→ **Available data**:
== == ==

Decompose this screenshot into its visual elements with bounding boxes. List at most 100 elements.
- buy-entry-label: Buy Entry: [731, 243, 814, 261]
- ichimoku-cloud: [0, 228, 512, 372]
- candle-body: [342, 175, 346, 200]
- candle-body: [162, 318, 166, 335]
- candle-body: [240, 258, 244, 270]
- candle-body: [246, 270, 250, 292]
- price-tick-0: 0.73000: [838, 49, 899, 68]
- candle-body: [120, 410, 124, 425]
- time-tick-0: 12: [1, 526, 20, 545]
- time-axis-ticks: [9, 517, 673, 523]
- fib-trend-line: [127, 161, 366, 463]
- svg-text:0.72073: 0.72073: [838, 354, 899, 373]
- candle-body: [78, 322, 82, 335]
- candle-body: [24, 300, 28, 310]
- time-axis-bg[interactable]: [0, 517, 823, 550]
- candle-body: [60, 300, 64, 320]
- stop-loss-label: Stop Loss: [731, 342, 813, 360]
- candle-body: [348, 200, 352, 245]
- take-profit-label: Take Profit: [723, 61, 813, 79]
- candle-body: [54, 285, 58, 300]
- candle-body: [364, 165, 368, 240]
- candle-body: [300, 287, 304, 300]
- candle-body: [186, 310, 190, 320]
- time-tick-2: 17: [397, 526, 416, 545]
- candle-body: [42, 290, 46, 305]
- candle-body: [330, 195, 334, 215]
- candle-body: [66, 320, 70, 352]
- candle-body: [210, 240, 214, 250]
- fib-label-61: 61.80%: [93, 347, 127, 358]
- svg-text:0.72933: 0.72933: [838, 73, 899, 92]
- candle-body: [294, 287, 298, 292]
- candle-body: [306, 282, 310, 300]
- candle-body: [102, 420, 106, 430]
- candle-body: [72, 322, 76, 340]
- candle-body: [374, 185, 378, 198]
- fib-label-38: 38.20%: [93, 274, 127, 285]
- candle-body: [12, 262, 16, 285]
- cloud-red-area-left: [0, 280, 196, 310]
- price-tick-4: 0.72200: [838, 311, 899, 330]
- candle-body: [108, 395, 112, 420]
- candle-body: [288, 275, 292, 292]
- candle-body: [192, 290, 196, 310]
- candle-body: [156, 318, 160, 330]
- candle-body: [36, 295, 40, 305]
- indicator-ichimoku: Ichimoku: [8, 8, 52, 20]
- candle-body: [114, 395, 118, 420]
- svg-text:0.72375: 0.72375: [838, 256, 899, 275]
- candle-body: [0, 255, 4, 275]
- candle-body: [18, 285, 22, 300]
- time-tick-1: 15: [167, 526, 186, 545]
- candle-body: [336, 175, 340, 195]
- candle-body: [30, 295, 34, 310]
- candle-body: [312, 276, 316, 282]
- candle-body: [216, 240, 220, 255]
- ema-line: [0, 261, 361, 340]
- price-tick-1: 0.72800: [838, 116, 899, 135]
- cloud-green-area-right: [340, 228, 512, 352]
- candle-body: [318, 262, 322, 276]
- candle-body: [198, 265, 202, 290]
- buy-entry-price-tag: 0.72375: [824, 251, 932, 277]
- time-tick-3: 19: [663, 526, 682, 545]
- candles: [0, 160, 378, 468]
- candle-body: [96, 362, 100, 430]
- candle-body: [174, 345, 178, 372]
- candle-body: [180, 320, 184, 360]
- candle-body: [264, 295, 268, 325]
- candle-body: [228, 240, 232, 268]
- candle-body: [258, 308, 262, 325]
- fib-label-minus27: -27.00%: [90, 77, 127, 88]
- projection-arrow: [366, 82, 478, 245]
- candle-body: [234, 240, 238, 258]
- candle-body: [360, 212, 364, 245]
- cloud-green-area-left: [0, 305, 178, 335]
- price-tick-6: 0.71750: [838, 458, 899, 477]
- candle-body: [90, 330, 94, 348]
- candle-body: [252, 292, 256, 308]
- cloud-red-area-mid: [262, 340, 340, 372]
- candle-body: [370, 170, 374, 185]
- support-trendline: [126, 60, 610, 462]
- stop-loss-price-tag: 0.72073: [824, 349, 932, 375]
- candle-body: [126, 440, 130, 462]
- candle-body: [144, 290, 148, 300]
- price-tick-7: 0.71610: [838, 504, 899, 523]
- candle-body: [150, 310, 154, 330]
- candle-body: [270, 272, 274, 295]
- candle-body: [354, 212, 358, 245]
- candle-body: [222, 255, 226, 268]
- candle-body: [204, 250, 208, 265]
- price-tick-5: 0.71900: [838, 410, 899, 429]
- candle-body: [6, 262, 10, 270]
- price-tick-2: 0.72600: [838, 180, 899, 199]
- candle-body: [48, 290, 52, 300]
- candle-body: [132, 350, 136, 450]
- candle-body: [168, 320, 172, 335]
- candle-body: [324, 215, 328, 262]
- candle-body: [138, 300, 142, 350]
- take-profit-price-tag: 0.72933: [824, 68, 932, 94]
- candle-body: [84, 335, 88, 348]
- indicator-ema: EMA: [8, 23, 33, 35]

== == ==

Please reproduce all of the records above word for word, keeping every line in its original order.

Decompose this screenshot into its visual elements with bounding boxes. List at most 100 elements.
- buy-entry-label: Buy Entry: [731, 243, 814, 261]
- ichimoku-cloud: [0, 228, 512, 372]
- candle-body: [342, 175, 346, 200]
- candle-body: [162, 318, 166, 335]
- candle-body: [240, 258, 244, 270]
- candle-body: [246, 270, 250, 292]
- price-tick-0: 0.73000: [838, 49, 899, 68]
- candle-body: [120, 410, 124, 425]
- time-tick-0: 12: [1, 526, 20, 545]
- time-axis-ticks: [9, 517, 673, 523]
- fib-trend-line: [127, 161, 366, 463]
- svg-text:0.72073: 0.72073: [838, 354, 899, 373]
- candle-body: [78, 322, 82, 335]
- candle-body: [24, 300, 28, 310]
- time-axis-bg[interactable]: [0, 517, 823, 550]
- candle-body: [60, 300, 64, 320]
- stop-loss-label: Stop Loss: [731, 342, 813, 360]
- candle-body: [348, 200, 352, 245]
- take-profit-label: Take Profit: [723, 61, 813, 79]
- candle-body: [54, 285, 58, 300]
- candle-body: [364, 165, 368, 240]
- candle-body: [300, 287, 304, 300]
- candle-body: [186, 310, 190, 320]
- time-tick-2: 17: [397, 526, 416, 545]
- candle-body: [42, 290, 46, 305]
- candle-body: [330, 195, 334, 215]
- candle-body: [66, 320, 70, 352]
- candle-body: [210, 240, 214, 250]
- fib-label-61: 61.80%: [93, 347, 127, 358]
- svg-text:0.72933: 0.72933: [838, 73, 899, 92]
- candle-body: [294, 287, 298, 292]
- candle-body: [306, 282, 310, 300]
- candle-body: [102, 420, 106, 430]
- candle-body: [72, 322, 76, 340]
- candle-body: [374, 185, 378, 198]
- fib-label-38: 38.20%: [93, 274, 127, 285]
- candle-body: [12, 262, 16, 285]
- cloud-red-area-left: [0, 280, 196, 310]
- price-tick-4: 0.72200: [838, 311, 899, 330]
- candle-body: [108, 395, 112, 420]
- candle-body: [288, 275, 292, 292]
- candle-body: [192, 290, 196, 310]
- candle-body: [156, 318, 160, 330]
- candle-body: [36, 295, 40, 305]
- indicator-ichimoku: Ichimoku: [8, 8, 52, 20]
- candle-body: [114, 395, 118, 420]
- svg-text:0.72375: 0.72375: [838, 256, 899, 275]
- candle-body: [0, 255, 4, 275]
- candle-body: [18, 285, 22, 300]
- time-tick-1: 15: [167, 526, 186, 545]
- candle-body: [336, 175, 340, 195]
- candle-body: [30, 295, 34, 310]
- candle-body: [312, 276, 316, 282]
- candle-body: [216, 240, 220, 255]
- ema-line: [0, 261, 361, 340]
- price-tick-1: 0.72800: [838, 116, 899, 135]
- cloud-green-area-right: [340, 228, 512, 352]
- candle-body: [318, 262, 322, 276]
- candle-body: [198, 265, 202, 290]
- buy-entry-price-tag: 0.72375: [824, 251, 932, 277]
- time-tick-3: 19: [663, 526, 682, 545]
- candles: [0, 160, 378, 468]
- candle-body: [96, 362, 100, 430]
- candle-body: [174, 345, 178, 372]
- candle-body: [180, 320, 184, 360]
- candle-body: [264, 295, 268, 325]
- candle-body: [228, 240, 232, 268]
- candle-body: [258, 308, 262, 325]
- fib-label-minus27: -27.00%: [90, 77, 127, 88]
- projection-arrow: [366, 82, 478, 245]
- candle-body: [234, 240, 238, 258]
- candle-body: [360, 212, 364, 245]
- cloud-green-area-left: [0, 305, 178, 335]
- price-tick-6: 0.71750: [838, 458, 899, 477]
- candle-body: [90, 330, 94, 348]
- candle-body: [252, 292, 256, 308]
- cloud-red-area-mid: [262, 340, 340, 372]
- candle-body: [370, 170, 374, 185]
- support-trendline: [126, 60, 610, 462]
- stop-loss-price-tag: 0.72073: [824, 349, 932, 375]
- candle-body: [126, 440, 130, 462]
- candle-body: [144, 290, 148, 300]
- price-tick-7: 0.71610: [838, 504, 899, 523]
- candle-body: [150, 310, 154, 330]
- candle-body: [270, 272, 274, 295]
- candle-body: [354, 212, 358, 245]
- candle-body: [222, 255, 226, 268]
- candle-body: [204, 250, 208, 265]
- price-tick-5: 0.71900: [838, 410, 899, 429]
- candle-body: [6, 262, 10, 270]
- price-tick-2: 0.72600: [838, 180, 899, 199]
- candle-body: [48, 290, 52, 300]
- candle-body: [132, 350, 136, 450]
- candle-body: [168, 320, 172, 335]
- candle-body: [324, 215, 328, 262]
- candle-body: [138, 300, 142, 350]
- take-profit-price-tag: 0.72933: [824, 68, 932, 94]
- candle-body: [84, 335, 88, 348]
- indicator-ema: EMA: [8, 23, 33, 35]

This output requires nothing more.